EXERCISE MATERIAL:

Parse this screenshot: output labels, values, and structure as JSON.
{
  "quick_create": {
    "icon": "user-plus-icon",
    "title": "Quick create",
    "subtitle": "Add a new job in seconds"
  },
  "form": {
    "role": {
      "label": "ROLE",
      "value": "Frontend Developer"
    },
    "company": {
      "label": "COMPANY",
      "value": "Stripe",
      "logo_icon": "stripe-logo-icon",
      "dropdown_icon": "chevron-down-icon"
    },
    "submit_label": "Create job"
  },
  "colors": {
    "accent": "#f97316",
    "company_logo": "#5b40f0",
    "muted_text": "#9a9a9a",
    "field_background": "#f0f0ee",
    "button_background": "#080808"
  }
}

PROBLEM DETAILS: Without leaving anything out, quote all the data.

WRITTEN SOLUTION:
Parse this screenshot: output labels, values, and structure as JSON.
{
  "quick_create": {
    "icon": "user-plus-icon",
    "title": "Quick create",
    "subtitle": "Add a new job in seconds"
  },
  "form": {
    "role": {
      "label": "ROLE",
      "value": "Frontend Developer"
    },
    "company": {
      "label": "COMPANY",
      "value": "Stripe",
      "logo_icon": "stripe-logo-icon",
      "dropdown_icon": "chevron-down-icon"
    },
    "submit_label": "Create job"
  },
  "colors": {
    "accent": "#f97316",
    "company_logo": "#5b40f0",
    "muted_text": "#9a9a9a",
    "field_background": "#f0f0ee",
    "button_background": "#080808"
  }
}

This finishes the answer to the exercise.